_Task instructions_.
1. In the news article about Donald W. Wuerl, how many people attended the Mass at Nationals Park during Pope Benedict XVI's 2008 visit to Washington?
2. Write the next part of the news article about Donald W. Wuerl, continuing from the final sentence shown.

_Quoted passage_.

* BEGIN *

Washington prelate resolute in advancing church's catechetical mission


Cardinal-designate Donald W. Wuerl of Washington smiles as he answers questions from the media after celebrating Mass at the Cathedral of St. Matthew the Apostle in Washington Oct. 20. The 69-year-old prelate was one of 24 new cardinals named by Pope Benedict XVI earlier that day. (CNS/Bob Roller)

By Mark Pattison and Mark Zimmermann
Catholic News Service

WASHINGTON (CNS) -- Cardinal-designate Donald W. Wuerl of Washington is known nationally for teaching the faith and for his efforts on behalf of Catholic education.

In November 2006, about six months after his installation as archbishop of Washington, he told an audience of 2,000 catechists that teaching and living the faith is a lifetime endeavor.

"There is a longing of the human heart, a yearning for communion with God," he said.

Pope Benedict XVI named the 69-year-old Washington prelate as one of 24 new cardinals Oct. 20. After he is installed in the College of Cardinals Nov. 20 at the Vatican, Cardinal-designate Wuerl will serve as an adviser to the pope and be eligible to vote in a papal election until his 80th birthday.

"This truly is an honor for the Archdiocese of Washington, the church in the nation's capital, and for all of the clergy, religious and parishioners of this local church who every day live out their faith in commitment and deep love for Christ," Cardinal-designate Wuerl, who also served as a bishop in Pittsburgh and Seattle, said in a statement released that morning. "I am humbled by our Holy Father Pope Benedict XVI's trust in me as shepherd of this flock and pledge to him my renewed fidelity, affection and loyalty."

In 2008, he hosted Pope Benedict's visit to Washington, which included a Mass at Nationals Park attended by 50,000 people. In welcoming the pontiff at the Mass, Cardinal-designate Wuerl called it "a moment of spiritual renewal ... as you bring to us Christ and his Gospel of love and hope."

In September, the archbishop issued a pastoral letter on the new evangelization, in which he encouraged Catholics to deepen their own faith and then to share their faith with others.

"What we call the new evangelization is all about retelling the story, this time awakening a sense of meeting Jesus," he wrote in the pastoral letter. "...We can help people we know, neighbors, co-workers, even, in some cases, family members, hear all over again, this time for the first time, the good news."

Cardinal-designate Wuerl, who will mark his 25th anniversary as a bishop in January, said in an interview that he sees the new evangelization effort as "the defining pastoral initiative in my ministry as a bishop."

The cardinal-designate is also active in community activities, joining with civic and business leaders to promote education, service to the poor, pastoral assistance to refugees and immigrants as well as interfaith understanding.

In 1976, Cardinal-designate Wuerl co-wrote "The Teaching of Christ: A Catholic Catechism for Adults," and four revisions have since been published. His weekly columns for diocesan newspapers in Pittsburgh and Washington have also carried the title "The Teaching of Christ." A TV show hosted by him with the same title ran for 17 years on Pittsburgh's CBS affiliate. Another catechetical book of his, "The Catholic Way," also achieved best-seller status.

Before arriving in Washington he spent 18 years in his home diocese of Pittsburgh, where he oversaw a major restructuring of parishes, brought about by changing demographics and fewer priests. Prior to that, as a Seattle auxiliary for a short time in the mid-1980s, he had a papal mandate to take over some areas of authority from his immediate superior.

* END *

Dataset excerpts:
* BEGIN *

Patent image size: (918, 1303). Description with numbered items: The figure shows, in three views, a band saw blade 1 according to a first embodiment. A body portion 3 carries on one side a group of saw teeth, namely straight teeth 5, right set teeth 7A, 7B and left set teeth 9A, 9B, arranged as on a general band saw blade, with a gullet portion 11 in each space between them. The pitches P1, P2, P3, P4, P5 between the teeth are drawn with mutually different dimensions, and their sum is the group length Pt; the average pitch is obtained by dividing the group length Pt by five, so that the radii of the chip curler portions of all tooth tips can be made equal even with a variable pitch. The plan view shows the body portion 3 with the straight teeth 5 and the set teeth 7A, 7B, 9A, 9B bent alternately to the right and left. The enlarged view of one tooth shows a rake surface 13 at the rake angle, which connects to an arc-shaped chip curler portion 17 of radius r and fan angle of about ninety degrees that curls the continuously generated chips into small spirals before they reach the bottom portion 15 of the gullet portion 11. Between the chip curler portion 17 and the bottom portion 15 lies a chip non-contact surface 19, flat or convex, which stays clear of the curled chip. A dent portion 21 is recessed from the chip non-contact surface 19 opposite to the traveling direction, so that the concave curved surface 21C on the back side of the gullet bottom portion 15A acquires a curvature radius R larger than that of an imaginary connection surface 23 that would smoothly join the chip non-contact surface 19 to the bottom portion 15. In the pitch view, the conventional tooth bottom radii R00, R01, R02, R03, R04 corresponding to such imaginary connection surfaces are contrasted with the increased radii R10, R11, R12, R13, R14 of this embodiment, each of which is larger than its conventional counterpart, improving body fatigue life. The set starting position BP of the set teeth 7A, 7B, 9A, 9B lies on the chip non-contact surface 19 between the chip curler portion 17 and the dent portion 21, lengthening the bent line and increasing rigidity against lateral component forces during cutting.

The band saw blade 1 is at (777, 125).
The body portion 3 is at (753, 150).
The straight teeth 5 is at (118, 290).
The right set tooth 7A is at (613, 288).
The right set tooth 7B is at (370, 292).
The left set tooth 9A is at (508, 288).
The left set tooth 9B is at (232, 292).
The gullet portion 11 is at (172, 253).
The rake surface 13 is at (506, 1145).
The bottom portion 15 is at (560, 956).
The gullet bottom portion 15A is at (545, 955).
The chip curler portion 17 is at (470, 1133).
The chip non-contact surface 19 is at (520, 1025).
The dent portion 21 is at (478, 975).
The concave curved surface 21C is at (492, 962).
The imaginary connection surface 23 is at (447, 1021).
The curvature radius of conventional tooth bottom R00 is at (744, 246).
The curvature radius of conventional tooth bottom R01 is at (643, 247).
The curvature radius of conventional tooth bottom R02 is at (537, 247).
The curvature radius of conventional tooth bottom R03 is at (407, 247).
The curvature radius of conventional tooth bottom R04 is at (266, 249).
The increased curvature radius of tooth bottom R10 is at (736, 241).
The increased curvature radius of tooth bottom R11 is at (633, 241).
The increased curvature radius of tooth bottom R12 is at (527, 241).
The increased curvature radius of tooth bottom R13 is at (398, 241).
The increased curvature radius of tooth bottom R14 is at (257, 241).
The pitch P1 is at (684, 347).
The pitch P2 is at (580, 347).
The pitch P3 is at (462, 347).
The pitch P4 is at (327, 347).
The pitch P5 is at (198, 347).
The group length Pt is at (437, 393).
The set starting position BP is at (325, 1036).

* END *

_Response list_.
1. 50,000 people attended.

2.
Born in Pittsburgh, Donald W. Wuerl will celebrate his 70th birthday Nov. 12. Ordained to the priesthood in 1966, he received graduate degrees from The Catholic University of America, Washington, the Pontifical Gregorian University in Rome while attending the North American College there, and a doctorate in theology in 1974 from the University of St. Thomas, also in Rome in 1974. He was ordained a bishop by Pope John Paul II Jan. 6, 1986, in St. Peter's Basilica in Rome.

Most of his first 13 years of priestly ministry were spent serving as a secretary to Cardinal John Wright of Pittsburgh, first in the western Pennsylvania diocese, then from 1969 to 1979 in Rome after Cardinal Wright was elevated to the College of Cardinals and made prefect of the Congregation for the Clergy.

He returned to Pittsburgh after Cardinal Wright's death, becoming vice rector and then rector of St. Paul's College Seminary. In 1982 he was appointed executive secretary for a papally mandated study of U.S. seminaries.

Named an auxiliary bishop for Seattle in December 1985, he was ordained by Pope John Paul Jan. 6, 1986. Following a two-year Vatican investigation of Seattle Archbishop Raymond G. Hunthausen, the Vatican directed the archbishop in September 1986 to delegate to Bishop Wuerl final decision-making authority over several aspects of church life.

He was given complete authority over liturgy, the archdiocesan church court, seminarians and priestly formation, laicized priests and moral issues of health care and ministry to homosexuals.

Archbishop Hunthausen's authority was restored in May 1987. Bishop Wuerl was named the 11th bishop of Pittsburgh and installed Feb. 12, 1988.

Four years into his tenure in Pittsburgh, Cardinal-designate Wuerl had to preside over one of the largest mass closings of parishes in U.S. Catholic history, as 57 parishes and six missions were reconstituted into 28 parishes throughout the diocese.

"It's not that people have lost faith -- they moved in search of jobs," he said at the time. An estimated 113,000 Catholics had left the six-county diocese between 1970 and 1992. A 1991 report on the situation said 119 of the diocese's then 332 parishes were in need of reorganization; there are currently 212 parishes in the diocese.

A year after his appointment to the Washington Archdiocese, Cardinal-designate Wuerl had to address a funding crisis for Catholic schools in the nation's capital. Fourteen of the city's Catholic grade schools had banded into a consortium to save costs. But $60 million in subsidies over the previous decade -- half from the archdiocese and half from private donors -- could not prevent dwindling enrollment amid steep tuitions.

After two consortium schools closed, the cardinal-designate set into motion a process in which seven city Catholic schools were converted to public charter schools.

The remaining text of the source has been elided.